Given problem. Repeat the records below exactly as they appear.

--- Begin Supplied data ---

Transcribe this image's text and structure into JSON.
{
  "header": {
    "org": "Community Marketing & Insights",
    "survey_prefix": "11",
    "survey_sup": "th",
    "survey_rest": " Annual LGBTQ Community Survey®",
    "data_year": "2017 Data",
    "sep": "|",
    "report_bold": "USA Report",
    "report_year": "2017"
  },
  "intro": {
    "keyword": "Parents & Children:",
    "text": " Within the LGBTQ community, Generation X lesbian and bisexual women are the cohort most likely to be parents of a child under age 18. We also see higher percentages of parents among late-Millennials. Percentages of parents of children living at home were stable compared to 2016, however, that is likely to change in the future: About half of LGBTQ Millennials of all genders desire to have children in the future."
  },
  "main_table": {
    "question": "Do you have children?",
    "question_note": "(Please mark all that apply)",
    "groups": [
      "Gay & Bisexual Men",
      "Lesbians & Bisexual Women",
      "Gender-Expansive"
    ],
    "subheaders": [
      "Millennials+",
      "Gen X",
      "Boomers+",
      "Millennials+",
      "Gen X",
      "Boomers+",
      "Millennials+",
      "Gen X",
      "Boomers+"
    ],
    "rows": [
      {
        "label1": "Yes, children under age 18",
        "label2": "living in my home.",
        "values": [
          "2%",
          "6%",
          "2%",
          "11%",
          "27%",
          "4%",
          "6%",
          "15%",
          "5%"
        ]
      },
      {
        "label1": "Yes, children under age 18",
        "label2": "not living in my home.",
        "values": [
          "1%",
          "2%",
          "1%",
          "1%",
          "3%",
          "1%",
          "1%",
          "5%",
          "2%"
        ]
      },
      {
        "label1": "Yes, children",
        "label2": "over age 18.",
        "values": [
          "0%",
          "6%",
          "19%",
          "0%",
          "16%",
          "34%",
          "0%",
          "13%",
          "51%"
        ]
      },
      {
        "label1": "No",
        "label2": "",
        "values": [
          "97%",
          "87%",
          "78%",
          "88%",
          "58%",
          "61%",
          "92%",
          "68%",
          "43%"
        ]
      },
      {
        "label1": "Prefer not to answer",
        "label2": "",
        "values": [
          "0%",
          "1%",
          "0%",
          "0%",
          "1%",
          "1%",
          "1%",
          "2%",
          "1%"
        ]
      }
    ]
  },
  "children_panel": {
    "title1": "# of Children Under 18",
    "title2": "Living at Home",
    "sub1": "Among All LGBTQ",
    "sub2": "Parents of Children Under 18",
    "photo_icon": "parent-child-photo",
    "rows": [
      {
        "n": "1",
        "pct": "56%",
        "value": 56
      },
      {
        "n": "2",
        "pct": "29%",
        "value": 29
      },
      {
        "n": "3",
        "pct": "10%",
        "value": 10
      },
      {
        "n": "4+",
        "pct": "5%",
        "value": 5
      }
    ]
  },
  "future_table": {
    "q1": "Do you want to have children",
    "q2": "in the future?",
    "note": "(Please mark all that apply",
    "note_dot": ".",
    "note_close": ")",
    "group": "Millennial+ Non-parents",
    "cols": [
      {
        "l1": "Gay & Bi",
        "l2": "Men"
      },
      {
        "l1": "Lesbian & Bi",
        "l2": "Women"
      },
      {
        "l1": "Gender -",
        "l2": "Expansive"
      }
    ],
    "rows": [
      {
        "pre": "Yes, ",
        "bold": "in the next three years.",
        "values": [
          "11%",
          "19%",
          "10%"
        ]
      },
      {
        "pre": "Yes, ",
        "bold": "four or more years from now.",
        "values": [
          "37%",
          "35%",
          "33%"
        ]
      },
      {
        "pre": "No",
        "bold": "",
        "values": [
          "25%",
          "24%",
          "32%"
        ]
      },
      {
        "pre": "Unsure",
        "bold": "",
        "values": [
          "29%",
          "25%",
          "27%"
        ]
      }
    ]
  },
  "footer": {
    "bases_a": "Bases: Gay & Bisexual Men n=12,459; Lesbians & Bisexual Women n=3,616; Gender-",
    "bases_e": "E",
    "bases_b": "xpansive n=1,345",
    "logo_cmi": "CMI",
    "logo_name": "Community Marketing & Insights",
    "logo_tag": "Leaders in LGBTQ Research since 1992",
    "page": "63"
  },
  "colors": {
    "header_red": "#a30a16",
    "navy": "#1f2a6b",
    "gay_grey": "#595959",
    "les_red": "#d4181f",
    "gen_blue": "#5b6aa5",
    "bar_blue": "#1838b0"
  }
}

--- End Supplied data ---

Exercise solution.
Transcribe this image's text and structure into JSON.
{
  "header": {
    "org": "Community Marketing & Insights",
    "survey_prefix": "11",
    "survey_sup": "th",
    "survey_rest": " Annual LGBTQ Community Survey®",
    "data_year": "2017 Data",
    "sep": "|",
    "report_bold": "USA Report",
    "report_year": "2017"
  },
  "intro": {
    "keyword": "Parents & Children:",
    "text": " Within the LGBTQ community, Generation X lesbian and bisexual women are the cohort most likely to be parents of a child under age 18. We also see higher percentages of parents among late-Millennials. Percentages of parents of children living at home were stable compared to 2016, however, that is likely to change in the future: About half of LGBTQ Millennials of all genders desire to have children in the future."
  },
  "main_table": {
    "question": "Do you have children?",
    "question_note": "(Please mark all that apply)",
    "groups": [
      "Gay & Bisexual Men",
      "Lesbians & Bisexual Women",
      "Gender-Expansive"
    ],
    "subheaders": [
      "Millennials+",
      "Gen X",
      "Boomers+",
      "Millennials+",
      "Gen X",
      "Boomers+",
      "Millennials+",
      "Gen X",
      "Boomers+"
    ],
    "rows": [
      {
        "label1": "Yes, children under age 18",
        "label2": "living in my home.",
        "values": [
          "2%",
          "6%",
          "2%",
          "11%",
          "27%",
          "4%",
          "6%",
          "15%",
          "5%"
        ]
      },
      {
        "label1": "Yes, children under age 18",
        "label2": "not living in my home.",
        "values": [
          "1%",
          "2%",
          "1%",
          "1%",
          "3%",
          "1%",
          "1%",
          "5%",
          "2%"
        ]
      },
      {
        "label1": "Yes, children",
        "label2": "over age 18.",
        "values": [
          "0%",
          "6%",
          "19%",
          "0%",
          "16%",
          "34%",
          "0%",
          "13%",
          "51%"
        ]
      },
      {
        "label1": "No",
        "label2": "",
        "values": [
          "97%",
          "87%",
          "78%",
          "88%",
          "58%",
          "61%",
          "92%",
          "68%",
          "43%"
        ]
      },
      {
        "label1": "Prefer not to answer",
        "label2": "",
        "values": [
          "0%",
          "1%",
          "0%",
          "0%",
          "1%",
          "1%",
          "1%",
          "2%",
          "1%"
        ]
      }
    ]
  },
  "children_panel": {
    "title1": "# of Children Under 18",
    "title2": "Living at Home",
    "sub1": "Among All LGBTQ",
    "sub2": "Parents of Children Under 18",
    "photo_icon": "parent-child-photo",
    "rows": [
      {
        "n": "1",
        "pct": "56%",
        "value": 56
      },
      {
        "n": "2",
        "pct": "29%",
        "value": 29
      },
      {
        "n": "3",
        "pct": "10%",
        "value": 10
      },
      {
        "n": "4+",
        "pct": "5%",
        "value": 5
      }
    ]
  },
  "future_table": {
    "q1": "Do you want to have children",
    "q2": "in the future?",
    "note": "(Please mark all that apply",
    "note_dot": ".",
    "note_close": ")",
    "group": "Millennial+ Non-parents",
    "cols": [
      {
        "l1": "Gay & Bi",
        "l2": "Men"
      },
      {
        "l1": "Lesbian & Bi",
        "l2": "Women"
      },
      {
        "l1": "Gender -",
        "l2": "Expansive"
      }
    ],
    "rows": [
      {
        "pre": "Yes, ",
        "bold": "in the next three years.",
        "values": [
          "11%",
          "19%",
          "10%"
        ]
      },
      {
        "pre": "Yes, ",
        "bold": "four or more years from now.",
        "values": [
          "37%",
          "35%",
          "33%"
        ]
      },
      {
        "pre": "No",
        "bold": "",
        "values": [
          "25%",
          "24%",
          "32%"
        ]
      },
      {
        "pre": "Unsure",
        "bold": "",
        "values": [
          "29%",
          "25%",
          "27%"
        ]
      }
    ]
  },
  "footer": {
    "bases_a": "Bases: Gay & Bisexual Men n=12,459; Lesbians & Bisexual Women n=3,616; Gender-",
    "bases_e": "E",
    "bases_b": "xpansive n=1,345",
    "logo_cmi": "CMI",
    "logo_name": "Community Marketing & Insights",
    "logo_tag": "Leaders in LGBTQ Research since 1992",
    "page": "63"
  },
  "colors": {
    "header_red": "#a30a16",
    "navy": "#1f2a6b",
    "gay_grey": "#595959",
    "les_red": "#d4181f",
    "gen_blue": "#5b6aa5",
    "bar_blue": "#1838b0"
  }
}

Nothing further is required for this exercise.